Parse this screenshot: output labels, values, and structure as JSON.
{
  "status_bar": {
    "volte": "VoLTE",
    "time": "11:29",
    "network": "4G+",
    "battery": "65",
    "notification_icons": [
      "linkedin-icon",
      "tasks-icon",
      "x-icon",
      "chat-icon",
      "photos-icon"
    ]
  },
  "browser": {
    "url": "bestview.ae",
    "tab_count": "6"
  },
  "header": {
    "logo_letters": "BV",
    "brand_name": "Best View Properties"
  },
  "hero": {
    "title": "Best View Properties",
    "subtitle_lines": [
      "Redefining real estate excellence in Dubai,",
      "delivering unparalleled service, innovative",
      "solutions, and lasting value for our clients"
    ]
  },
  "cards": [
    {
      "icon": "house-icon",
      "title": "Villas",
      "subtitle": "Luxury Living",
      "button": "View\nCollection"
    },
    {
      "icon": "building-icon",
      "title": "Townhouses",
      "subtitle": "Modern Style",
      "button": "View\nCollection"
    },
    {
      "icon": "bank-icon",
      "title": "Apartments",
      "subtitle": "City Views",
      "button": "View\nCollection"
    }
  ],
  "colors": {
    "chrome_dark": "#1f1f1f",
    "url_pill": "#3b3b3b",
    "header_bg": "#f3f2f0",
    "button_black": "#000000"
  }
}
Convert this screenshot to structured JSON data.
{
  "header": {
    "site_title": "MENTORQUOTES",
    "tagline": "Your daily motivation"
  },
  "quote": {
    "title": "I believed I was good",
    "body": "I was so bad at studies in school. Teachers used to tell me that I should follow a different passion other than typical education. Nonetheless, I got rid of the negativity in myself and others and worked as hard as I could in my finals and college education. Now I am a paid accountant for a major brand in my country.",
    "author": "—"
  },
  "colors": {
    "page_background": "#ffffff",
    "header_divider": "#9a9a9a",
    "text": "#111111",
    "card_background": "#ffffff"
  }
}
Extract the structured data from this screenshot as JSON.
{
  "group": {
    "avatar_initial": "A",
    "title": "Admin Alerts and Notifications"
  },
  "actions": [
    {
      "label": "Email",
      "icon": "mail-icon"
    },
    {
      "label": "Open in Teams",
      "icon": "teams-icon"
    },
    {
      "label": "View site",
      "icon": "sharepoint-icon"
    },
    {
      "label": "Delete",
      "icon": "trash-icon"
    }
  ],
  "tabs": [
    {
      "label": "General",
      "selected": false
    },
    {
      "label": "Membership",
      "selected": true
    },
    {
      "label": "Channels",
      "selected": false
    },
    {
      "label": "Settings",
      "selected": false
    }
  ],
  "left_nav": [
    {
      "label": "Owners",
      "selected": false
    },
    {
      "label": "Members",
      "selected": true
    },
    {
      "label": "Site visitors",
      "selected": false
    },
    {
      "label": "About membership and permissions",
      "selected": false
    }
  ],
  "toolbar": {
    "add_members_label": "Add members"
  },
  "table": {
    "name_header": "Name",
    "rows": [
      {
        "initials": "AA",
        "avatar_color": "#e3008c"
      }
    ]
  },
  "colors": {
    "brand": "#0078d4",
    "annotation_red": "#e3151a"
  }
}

■ ■ ■

_Exercise description_: Set all of the records down again, exactly as they stand.

_In response_:
Parse this screenshot: output labels, values, and structure as JSON.
{
  "status_bar": {
    "volte": "VoLTE",
    "time": "11:29",
    "network": "4G+",
    "battery": "65",
    "notification_icons": [
      "linkedin-icon",
      "tasks-icon",
      "x-icon",
      "chat-icon",
      "photos-icon"
    ]
  },
  "browser": {
    "url": "bestview.ae",
    "tab_count": "6"
  },
  "header": {
    "logo_letters": "BV",
    "brand_name": "Best View Properties"
  },
  "hero": {
    "title": "Best View Properties",
    "subtitle_lines": [
      "Redefining real estate excellence in Dubai,",
      "delivering unparalleled service, innovative",
      "solutions, and lasting value for our clients"
    ]
  },
  "cards": [
    {
      "icon": "house-icon",
      "title": "Villas",
      "subtitle": "Luxury Living",
      "button": "View\nCollection"
    },
    {
      "icon": "building-icon",
      "title": "Townhouses",
      "subtitle": "Modern Style",
      "button": "View\nCollection"
    },
    {
      "icon": "bank-icon",
      "title": "Apartments",
      "subtitle": "City Views",
      "button": "View\nCollection"
    }
  ],
  "colors": {
    "chrome_dark": "#1f1f1f",
    "url_pill": "#3b3b3b",
    "header_bg": "#f3f2f0",
    "button_black": "#000000"
  }
}
Convert this screenshot to structured JSON data.
{
  "header": {
    "site_title": "MENTORQUOTES",
    "tagline": "Your daily motivation"
  },
  "quote": {
    "title": "I believed I was good",
    "body": "I was so bad at studies in school. Teachers used to tell me that I should follow a different passion other than typical education. Nonetheless, I got rid of the negativity in myself and others and worked as hard as I could in my finals and college education. Now I am a paid accountant for a major brand in my country.",
    "author": "—"
  },
  "colors": {
    "page_background": "#ffffff",
    "header_divider": "#9a9a9a",
    "text": "#111111",
    "card_background": "#ffffff"
  }
}
Extract the structured data from this screenshot as JSON.
{
  "group": {
    "avatar_initial": "A",
    "title": "Admin Alerts and Notifications"
  },
  "actions": [
    {
      "label": "Email",
      "icon": "mail-icon"
    },
    {
      "label": "Open in Teams",
      "icon": "teams-icon"
    },
    {
      "label": "View site",
      "icon": "sharepoint-icon"
    },
    {
      "label": "Delete",
      "icon": "trash-icon"
    }
  ],
  "tabs": [
    {
      "label": "General",
      "selected": false
    },
    {
      "label": "Membership",
      "selected": true
    },
    {
      "label": "Channels",
      "selected": false
    },
    {
      "label": "Settings",
      "selected": false
    }
  ],
  "left_nav": [
    {
      "label": "Owners",
      "selected": false
    },
    {
      "label": "Members",
      "selected": true
    },
    {
      "label": "Site visitors",
      "selected": false
    },
    {
      "label": "About membership and permissions",
      "selected": false
    }
  ],
  "toolbar": {
    "add_members_label": "Add members"
  },
  "table": {
    "name_header": "Name",
    "rows": [
      {
        "initials": "AA",
        "avatar_color": "#e3008c"
      }
    ]
  },
  "colors": {
    "brand": "#0078d4",
    "annotation_red": "#e3151a"
  }
}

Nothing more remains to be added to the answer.